#### Required task
Across all the lines below, how many contain the string "przypadku"? Please reply with the number only.

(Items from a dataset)
begin

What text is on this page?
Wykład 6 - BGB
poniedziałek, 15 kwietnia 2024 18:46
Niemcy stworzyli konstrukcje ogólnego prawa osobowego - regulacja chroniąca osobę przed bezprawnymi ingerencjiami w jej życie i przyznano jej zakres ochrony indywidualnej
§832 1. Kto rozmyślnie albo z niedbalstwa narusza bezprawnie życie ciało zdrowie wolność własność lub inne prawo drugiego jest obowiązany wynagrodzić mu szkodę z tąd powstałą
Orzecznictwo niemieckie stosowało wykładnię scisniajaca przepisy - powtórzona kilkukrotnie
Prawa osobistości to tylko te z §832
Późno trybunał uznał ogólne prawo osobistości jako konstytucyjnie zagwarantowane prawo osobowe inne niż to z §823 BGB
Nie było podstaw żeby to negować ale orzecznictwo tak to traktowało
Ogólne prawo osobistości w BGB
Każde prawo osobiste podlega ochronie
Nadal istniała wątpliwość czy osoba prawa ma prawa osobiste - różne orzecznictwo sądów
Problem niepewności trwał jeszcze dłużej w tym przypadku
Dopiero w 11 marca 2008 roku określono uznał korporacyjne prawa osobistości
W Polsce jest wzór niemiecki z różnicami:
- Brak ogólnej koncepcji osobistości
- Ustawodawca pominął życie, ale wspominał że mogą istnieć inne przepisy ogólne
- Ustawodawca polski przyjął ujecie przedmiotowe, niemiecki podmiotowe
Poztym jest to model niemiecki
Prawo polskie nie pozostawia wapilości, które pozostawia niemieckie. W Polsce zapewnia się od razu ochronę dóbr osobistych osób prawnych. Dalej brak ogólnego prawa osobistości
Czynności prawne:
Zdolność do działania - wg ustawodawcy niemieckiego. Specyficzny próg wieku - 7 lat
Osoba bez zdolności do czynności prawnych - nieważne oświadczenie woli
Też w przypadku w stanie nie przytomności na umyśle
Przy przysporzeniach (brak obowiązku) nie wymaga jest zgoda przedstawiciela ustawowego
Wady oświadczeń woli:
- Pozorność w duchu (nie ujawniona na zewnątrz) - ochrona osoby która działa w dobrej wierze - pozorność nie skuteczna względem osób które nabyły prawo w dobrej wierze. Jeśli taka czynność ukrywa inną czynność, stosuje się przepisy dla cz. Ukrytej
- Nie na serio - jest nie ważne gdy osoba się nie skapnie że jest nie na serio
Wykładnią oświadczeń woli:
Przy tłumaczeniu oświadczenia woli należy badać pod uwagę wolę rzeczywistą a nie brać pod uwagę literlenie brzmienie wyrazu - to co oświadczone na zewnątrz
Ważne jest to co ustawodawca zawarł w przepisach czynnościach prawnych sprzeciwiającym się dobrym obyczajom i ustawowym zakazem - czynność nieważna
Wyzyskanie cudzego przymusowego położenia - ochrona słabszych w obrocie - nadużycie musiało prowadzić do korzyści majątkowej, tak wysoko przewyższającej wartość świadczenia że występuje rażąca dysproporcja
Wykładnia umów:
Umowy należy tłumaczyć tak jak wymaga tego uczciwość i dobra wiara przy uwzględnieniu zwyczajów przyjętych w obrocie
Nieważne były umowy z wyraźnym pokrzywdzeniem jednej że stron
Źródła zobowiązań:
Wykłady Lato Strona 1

end

#### Answer in full
2